━━ Trecho selecionado
O governista PDS ficou com a maior bancada da Câmara, mas não tinha a maioria, pois contava com 49% das vagas, o que impediu o partido de alcançar a maioria. Os demais partidos juntos, formando o bloco oposicionista, conquistaram os 51% restantes das vagas, ou seja, a maioria absoluta da Câmara Federal.
 
Os analistas interpretaram que em termos gerais, mesmo com o PDS tendo ganho na maioria dos Estados, e tivesse feito a maior bancada na Câmara dos Deputados e no Senado, o partido foi o maior derrotado nas eleições, pois perdeu os governos dos Estados mais importantes da Federação. Além disso, sua bancada na Câmara Federal, embora fosse a maior, não era a maioria absoluta.
━━━━
▶ _Descrição do problema_
Dê prosseguimento ao trecho sobre o desempenho do PDS nas eleições, começando logo após a última frase dele. A listagem apresentada a seguir não tem relação com o trecho.
━━ Dados fornecidos
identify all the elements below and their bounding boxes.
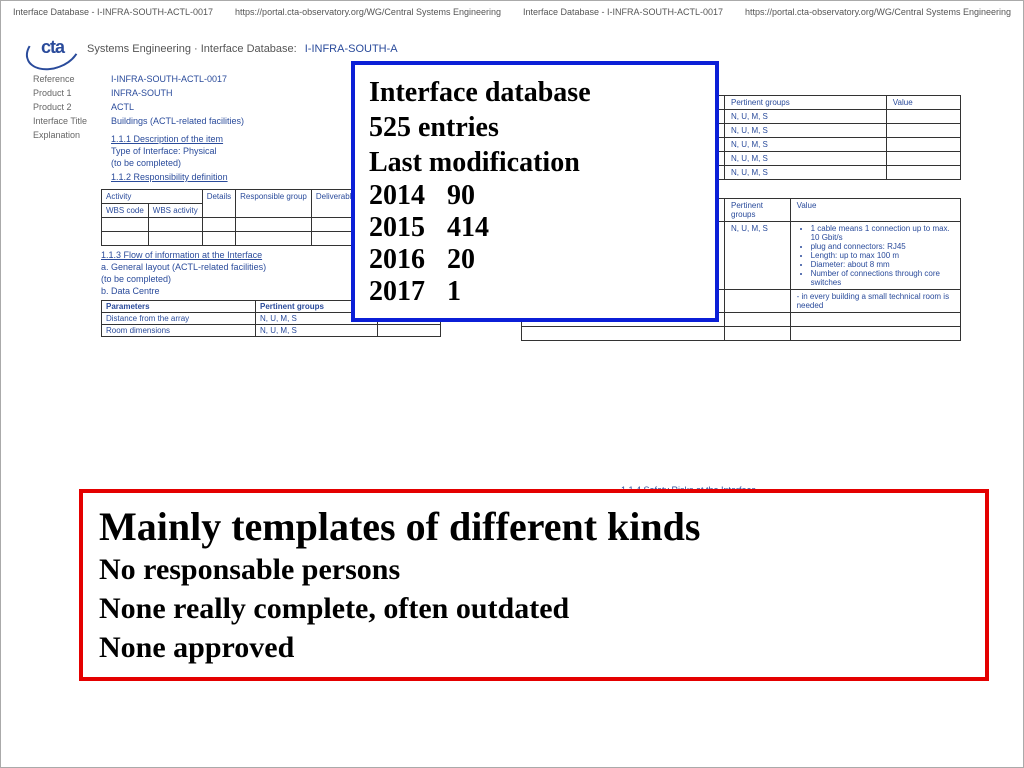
━━━━
▶ _Resultado da tarefa_
A vitória absoluta foi da oposição (PMDB, PDT, PT e PTB), que venceram nos principais Estados, e conseguiram a maioria absoluta na Câmara Federal, embora fosse minoria no Senado.
 
Feito este breve histórico (com a ajuda dos arquivos virtuais), voltemos ao Estado de Goiás. Em 1982, a população goiana elegeu governador o peemedebista Iris Rezende Machado. Foi justamente Iris, que tivera o mandato cassado pelo regime militar em 1969, o escolhido pelos goianos para liderar a nova fase política e administrativa de Goiás. Foi o voto do protesto contra o regime autoritário e de esperança por dias melhores. Iris, que começou a fazer política ainda como estudante, tendo sido vereador e prefeito de Goiânia e deputado estadual.
 
Iris ganhou a eleição contra o candidato do regime militar, Otávio Lage, do PDS. Era a primeira eleição direta para o governo em duas décadas de mandatos escolhidos pelo regime Militar. Otávio Lage era o candidato da situação, com apoio do então governador Ary Valadão, também do PDS. O PMDB venceria as outras três eleições seguidas. Até 1998, quando...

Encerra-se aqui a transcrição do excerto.